[THE REQUEST] Reproduce every one of the following rows verbatim, preserving each character, space and number without alteration.

[EXCERPTED DATA]
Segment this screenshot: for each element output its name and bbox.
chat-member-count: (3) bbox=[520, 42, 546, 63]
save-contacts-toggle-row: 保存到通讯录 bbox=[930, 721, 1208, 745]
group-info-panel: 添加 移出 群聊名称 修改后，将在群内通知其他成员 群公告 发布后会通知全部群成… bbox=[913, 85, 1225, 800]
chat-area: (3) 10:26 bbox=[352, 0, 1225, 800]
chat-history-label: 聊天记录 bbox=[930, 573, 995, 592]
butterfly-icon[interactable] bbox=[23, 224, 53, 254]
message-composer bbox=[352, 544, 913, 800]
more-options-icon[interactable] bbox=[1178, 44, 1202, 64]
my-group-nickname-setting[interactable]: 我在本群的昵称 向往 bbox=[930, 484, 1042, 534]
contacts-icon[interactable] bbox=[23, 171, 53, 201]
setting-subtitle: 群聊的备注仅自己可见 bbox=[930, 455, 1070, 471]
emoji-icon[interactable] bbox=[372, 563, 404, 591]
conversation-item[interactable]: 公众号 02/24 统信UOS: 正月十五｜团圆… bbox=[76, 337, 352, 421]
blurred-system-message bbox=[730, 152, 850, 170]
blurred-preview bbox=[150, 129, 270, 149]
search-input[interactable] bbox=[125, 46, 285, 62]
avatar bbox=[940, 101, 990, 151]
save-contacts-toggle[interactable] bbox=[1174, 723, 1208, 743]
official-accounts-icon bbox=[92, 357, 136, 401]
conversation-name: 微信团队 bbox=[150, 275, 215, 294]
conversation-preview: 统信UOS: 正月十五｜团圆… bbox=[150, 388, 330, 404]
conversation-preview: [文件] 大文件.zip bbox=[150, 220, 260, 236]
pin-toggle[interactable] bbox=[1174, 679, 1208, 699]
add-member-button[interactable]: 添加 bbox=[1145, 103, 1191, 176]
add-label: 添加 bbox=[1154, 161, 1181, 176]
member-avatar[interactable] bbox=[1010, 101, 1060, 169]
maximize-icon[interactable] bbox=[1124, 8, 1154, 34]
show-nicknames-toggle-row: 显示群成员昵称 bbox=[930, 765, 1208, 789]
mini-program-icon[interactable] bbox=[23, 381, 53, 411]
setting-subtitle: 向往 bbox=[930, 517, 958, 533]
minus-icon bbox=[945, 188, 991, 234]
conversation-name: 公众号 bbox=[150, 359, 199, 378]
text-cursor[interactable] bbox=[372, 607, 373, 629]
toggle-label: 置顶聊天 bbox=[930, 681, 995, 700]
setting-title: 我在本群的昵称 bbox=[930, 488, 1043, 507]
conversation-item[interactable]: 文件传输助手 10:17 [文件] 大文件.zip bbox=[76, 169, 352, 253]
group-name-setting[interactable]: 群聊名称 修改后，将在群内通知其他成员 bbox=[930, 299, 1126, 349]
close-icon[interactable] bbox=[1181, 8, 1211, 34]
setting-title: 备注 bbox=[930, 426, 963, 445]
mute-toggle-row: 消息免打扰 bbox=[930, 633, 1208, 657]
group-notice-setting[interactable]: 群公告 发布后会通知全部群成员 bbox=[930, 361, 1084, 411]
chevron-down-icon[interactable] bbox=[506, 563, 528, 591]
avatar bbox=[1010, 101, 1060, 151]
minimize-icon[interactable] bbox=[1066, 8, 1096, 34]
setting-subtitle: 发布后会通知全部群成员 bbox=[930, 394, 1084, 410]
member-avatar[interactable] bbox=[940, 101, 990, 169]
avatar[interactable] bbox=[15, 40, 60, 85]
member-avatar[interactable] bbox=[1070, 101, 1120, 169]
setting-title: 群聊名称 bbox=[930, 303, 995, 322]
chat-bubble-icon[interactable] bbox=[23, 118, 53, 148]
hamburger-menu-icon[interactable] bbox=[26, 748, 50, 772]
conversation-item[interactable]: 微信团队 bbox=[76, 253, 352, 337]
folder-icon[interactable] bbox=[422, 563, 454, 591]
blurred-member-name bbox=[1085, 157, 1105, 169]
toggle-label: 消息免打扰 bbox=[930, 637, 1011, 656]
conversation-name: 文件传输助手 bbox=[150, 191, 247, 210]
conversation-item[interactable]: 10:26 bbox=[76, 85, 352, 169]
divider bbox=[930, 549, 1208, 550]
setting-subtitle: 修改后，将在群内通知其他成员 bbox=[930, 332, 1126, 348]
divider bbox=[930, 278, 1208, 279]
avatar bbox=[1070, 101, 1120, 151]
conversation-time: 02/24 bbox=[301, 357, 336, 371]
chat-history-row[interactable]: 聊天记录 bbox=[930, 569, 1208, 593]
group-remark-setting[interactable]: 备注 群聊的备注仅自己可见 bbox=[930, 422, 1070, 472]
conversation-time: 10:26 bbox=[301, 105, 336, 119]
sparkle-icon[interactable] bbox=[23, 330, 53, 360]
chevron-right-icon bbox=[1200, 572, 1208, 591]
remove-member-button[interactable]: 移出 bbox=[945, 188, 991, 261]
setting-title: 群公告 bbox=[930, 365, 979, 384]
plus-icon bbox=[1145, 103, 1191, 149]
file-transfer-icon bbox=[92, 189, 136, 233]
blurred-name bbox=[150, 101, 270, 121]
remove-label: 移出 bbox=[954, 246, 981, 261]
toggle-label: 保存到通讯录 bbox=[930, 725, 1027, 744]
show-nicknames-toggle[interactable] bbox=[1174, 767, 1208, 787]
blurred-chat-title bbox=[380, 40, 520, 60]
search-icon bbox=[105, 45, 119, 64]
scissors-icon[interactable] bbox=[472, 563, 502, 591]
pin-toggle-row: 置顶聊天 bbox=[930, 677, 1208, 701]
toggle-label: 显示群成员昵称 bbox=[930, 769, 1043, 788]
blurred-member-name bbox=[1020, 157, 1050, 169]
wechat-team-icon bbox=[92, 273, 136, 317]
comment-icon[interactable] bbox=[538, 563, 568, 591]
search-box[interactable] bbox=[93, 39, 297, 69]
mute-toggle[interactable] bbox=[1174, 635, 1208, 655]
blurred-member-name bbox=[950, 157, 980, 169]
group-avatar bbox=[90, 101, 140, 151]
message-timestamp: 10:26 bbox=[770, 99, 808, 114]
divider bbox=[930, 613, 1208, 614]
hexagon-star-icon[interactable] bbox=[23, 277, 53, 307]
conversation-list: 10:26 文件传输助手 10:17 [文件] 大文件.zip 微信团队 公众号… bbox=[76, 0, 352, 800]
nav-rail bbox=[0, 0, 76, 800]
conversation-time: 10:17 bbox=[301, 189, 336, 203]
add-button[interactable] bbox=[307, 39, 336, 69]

[SOLUTION BELOW]
Segment this screenshot: for each element output its name and bbox.
chat-member-count: (3) bbox=[520, 42, 546, 63]
save-contacts-toggle-row: 保存到通讯录 bbox=[930, 721, 1208, 745]
group-info-panel: 添加 移出 群聊名称 修改后，将在群内通知其他成员 群公告 发布后会通知全部群成… bbox=[913, 85, 1225, 800]
chat-area: (3) 10:26 bbox=[352, 0, 1225, 800]
chat-history-label: 聊天记录 bbox=[930, 573, 995, 592]
butterfly-icon[interactable] bbox=[23, 224, 53, 254]
message-composer bbox=[352, 544, 913, 800]
more-options-icon[interactable] bbox=[1178, 44, 1202, 64]
my-group-nickname-setting[interactable]: 我在本群的昵称 向往 bbox=[930, 484, 1042, 534]
contacts-icon[interactable] bbox=[23, 171, 53, 201]
setting-subtitle: 群聊的备注仅自己可见 bbox=[930, 455, 1070, 471]
emoji-icon[interactable] bbox=[372, 563, 404, 591]
conversation-item[interactable]: 公众号 02/24 统信UOS: 正月十五｜团圆… bbox=[76, 337, 352, 421]
blurred-system-message bbox=[730, 152, 850, 170]
blurred-preview bbox=[150, 129, 270, 149]
search-input[interactable] bbox=[125, 46, 285, 62]
avatar bbox=[940, 101, 990, 151]
save-contacts-toggle[interactable] bbox=[1174, 723, 1208, 743]
official-accounts-icon bbox=[92, 357, 136, 401]
conversation-name: 微信团队 bbox=[150, 275, 215, 294]
conversation-preview: 统信UOS: 正月十五｜团圆… bbox=[150, 388, 330, 404]
conversation-preview: [文件] 大文件.zip bbox=[150, 220, 260, 236]
pin-toggle[interactable] bbox=[1174, 679, 1208, 699]
add-member-button[interactable]: 添加 bbox=[1145, 103, 1191, 176]
add-label: 添加 bbox=[1154, 161, 1181, 176]
member-avatar[interactable] bbox=[1010, 101, 1060, 169]
maximize-icon[interactable] bbox=[1124, 8, 1154, 34]
show-nicknames-toggle-row: 显示群成员昵称 bbox=[930, 765, 1208, 789]
mini-program-icon[interactable] bbox=[23, 381, 53, 411]
setting-subtitle: 向往 bbox=[930, 517, 958, 533]
minus-icon bbox=[945, 188, 991, 234]
conversation-name: 公众号 bbox=[150, 359, 199, 378]
text-cursor[interactable] bbox=[372, 607, 373, 629]
toggle-label: 置顶聊天 bbox=[930, 681, 995, 700]
setting-title: 我在本群的昵称 bbox=[930, 488, 1043, 507]
conversation-item[interactable]: 文件传输助手 10:17 [文件] 大文件.zip bbox=[76, 169, 352, 253]
group-name-setting[interactable]: 群聊名称 修改后，将在群内通知其他成员 bbox=[930, 299, 1126, 349]
close-icon[interactable] bbox=[1181, 8, 1211, 34]
setting-title: 备注 bbox=[930, 426, 963, 445]
mute-toggle-row: 消息免打扰 bbox=[930, 633, 1208, 657]
group-notice-setting[interactable]: 群公告 发布后会通知全部群成员 bbox=[930, 361, 1084, 411]
chevron-down-icon[interactable] bbox=[506, 563, 528, 591]
avatar bbox=[1010, 101, 1060, 151]
minimize-icon[interactable] bbox=[1066, 8, 1096, 34]
setting-subtitle: 发布后会通知全部群成员 bbox=[930, 394, 1084, 410]
member-avatar[interactable] bbox=[940, 101, 990, 169]
avatar[interactable] bbox=[15, 40, 60, 85]
member-avatar[interactable] bbox=[1070, 101, 1120, 169]
setting-title: 群聊名称 bbox=[930, 303, 995, 322]
chat-bubble-icon[interactable] bbox=[23, 118, 53, 148]
hamburger-menu-icon[interactable] bbox=[26, 748, 50, 772]
conversation-item[interactable]: 微信团队 bbox=[76, 253, 352, 337]
folder-icon[interactable] bbox=[422, 563, 454, 591]
blurred-member-name bbox=[1085, 157, 1105, 169]
toggle-label: 消息免打扰 bbox=[930, 637, 1011, 656]
conversation-name: 文件传输助手 bbox=[150, 191, 247, 210]
conversation-item[interactable]: 10:26 bbox=[76, 85, 352, 169]
divider bbox=[930, 549, 1208, 550]
setting-subtitle: 修改后，将在群内通知其他成员 bbox=[930, 332, 1126, 348]
divider bbox=[930, 278, 1208, 279]
avatar bbox=[1070, 101, 1120, 151]
conversation-time: 02/24 bbox=[301, 357, 336, 371]
chat-history-row[interactable]: 聊天记录 bbox=[930, 569, 1208, 593]
group-remark-setting[interactable]: 备注 群聊的备注仅自己可见 bbox=[930, 422, 1070, 472]
conversation-time: 10:26 bbox=[301, 105, 336, 119]
sparkle-icon[interactable] bbox=[23, 330, 53, 360]
chevron-right-icon bbox=[1200, 572, 1208, 591]
remove-member-button[interactable]: 移出 bbox=[945, 188, 991, 261]
setting-title: 群公告 bbox=[930, 365, 979, 384]
plus-icon bbox=[1145, 103, 1191, 149]
file-transfer-icon bbox=[92, 189, 136, 233]
blurred-name bbox=[150, 101, 270, 121]
remove-label: 移出 bbox=[954, 246, 981, 261]
toggle-label: 保存到通讯录 bbox=[930, 725, 1027, 744]
show-nicknames-toggle[interactable] bbox=[1174, 767, 1208, 787]
blurred-chat-title bbox=[380, 40, 520, 60]
search-icon bbox=[105, 45, 119, 64]
scissors-icon[interactable] bbox=[472, 563, 502, 591]
pin-toggle-row: 置顶聊天 bbox=[930, 677, 1208, 701]
toggle-label: 显示群成员昵称 bbox=[930, 769, 1043, 788]
blurred-member-name bbox=[1020, 157, 1050, 169]
wechat-team-icon bbox=[92, 273, 136, 317]
comment-icon[interactable] bbox=[538, 563, 568, 591]
search-box[interactable] bbox=[93, 39, 297, 69]
mute-toggle[interactable] bbox=[1174, 635, 1208, 655]
blurred-member-name bbox=[950, 157, 980, 169]
group-avatar bbox=[90, 101, 140, 151]
message-timestamp: 10:26 bbox=[770, 99, 808, 114]
divider bbox=[930, 613, 1208, 614]
hexagon-star-icon[interactable] bbox=[23, 277, 53, 307]
conversation-list: 10:26 文件传输助手 10:17 [文件] 大文件.zip 微信团队 公众号… bbox=[76, 0, 352, 800]
nav-rail bbox=[0, 0, 76, 800]
conversation-time: 10:17 bbox=[301, 189, 336, 203]
add-button[interactable] bbox=[307, 39, 336, 69]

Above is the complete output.